TASK GOAL:
Restate every line of the material, word for word.

MATERIAL FOR THIS TASK:

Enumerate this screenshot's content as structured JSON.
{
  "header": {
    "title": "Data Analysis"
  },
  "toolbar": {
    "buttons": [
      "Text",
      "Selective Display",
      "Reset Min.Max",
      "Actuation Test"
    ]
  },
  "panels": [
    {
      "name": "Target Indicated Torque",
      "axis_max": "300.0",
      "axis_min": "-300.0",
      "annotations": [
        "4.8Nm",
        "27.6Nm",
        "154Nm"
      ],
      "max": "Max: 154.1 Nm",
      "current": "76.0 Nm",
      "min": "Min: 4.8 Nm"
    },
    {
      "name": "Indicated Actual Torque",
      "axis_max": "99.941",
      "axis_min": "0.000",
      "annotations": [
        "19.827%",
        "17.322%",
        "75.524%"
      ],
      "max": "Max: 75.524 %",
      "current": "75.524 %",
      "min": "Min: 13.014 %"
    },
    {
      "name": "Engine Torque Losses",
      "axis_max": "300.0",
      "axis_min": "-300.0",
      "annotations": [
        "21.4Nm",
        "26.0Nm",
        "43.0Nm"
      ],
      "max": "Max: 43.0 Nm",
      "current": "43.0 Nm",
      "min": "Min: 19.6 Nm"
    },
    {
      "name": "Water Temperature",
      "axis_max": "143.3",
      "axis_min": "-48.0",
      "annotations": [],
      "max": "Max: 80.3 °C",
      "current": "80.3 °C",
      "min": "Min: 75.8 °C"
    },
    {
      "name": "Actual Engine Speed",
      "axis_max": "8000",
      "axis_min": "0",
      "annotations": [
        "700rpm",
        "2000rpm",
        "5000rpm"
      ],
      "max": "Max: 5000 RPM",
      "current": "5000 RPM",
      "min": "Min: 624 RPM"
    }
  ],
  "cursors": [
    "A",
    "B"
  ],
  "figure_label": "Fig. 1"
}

WRITTEN ANSWER:
Enumerate this screenshot's content as structured JSON.
{
  "header": {
    "title": "Data Analysis"
  },
  "toolbar": {
    "buttons": [
      "Text",
      "Selective Display",
      "Reset Min.Max",
      "Actuation Test"
    ]
  },
  "panels": [
    {
      "name": "Target Indicated Torque",
      "axis_max": "300.0",
      "axis_min": "-300.0",
      "annotations": [
        "4.8Nm",
        "27.6Nm",
        "154Nm"
      ],
      "max": "Max: 154.1 Nm",
      "current": "76.0 Nm",
      "min": "Min: 4.8 Nm"
    },
    {
      "name": "Indicated Actual Torque",
      "axis_max": "99.941",
      "axis_min": "0.000",
      "annotations": [
        "19.827%",
        "17.322%",
        "75.524%"
      ],
      "max": "Max: 75.524 %",
      "current": "75.524 %",
      "min": "Min: 13.014 %"
    },
    {
      "name": "Engine Torque Losses",
      "axis_max": "300.0",
      "axis_min": "-300.0",
      "annotations": [
        "21.4Nm",
        "26.0Nm",
        "43.0Nm"
      ],
      "max": "Max: 43.0 Nm",
      "current": "43.0 Nm",
      "min": "Min: 19.6 Nm"
    },
    {
      "name": "Water Temperature",
      "axis_max": "143.3",
      "axis_min": "-48.0",
      "annotations": [],
      "max": "Max: 80.3 °C",
      "current": "80.3 °C",
      "min": "Min: 75.8 °C"
    },
    {
      "name": "Actual Engine Speed",
      "axis_max": "8000",
      "axis_min": "0",
      "annotations": [
        "700rpm",
        "2000rpm",
        "5000rpm"
      ],
      "max": "Max: 5000 RPM",
      "current": "5000 RPM",
      "min": "Min: 624 RPM"
    }
  ],
  "cursors": [
    "A",
    "B"
  ],
  "figure_label": "Fig. 1"
}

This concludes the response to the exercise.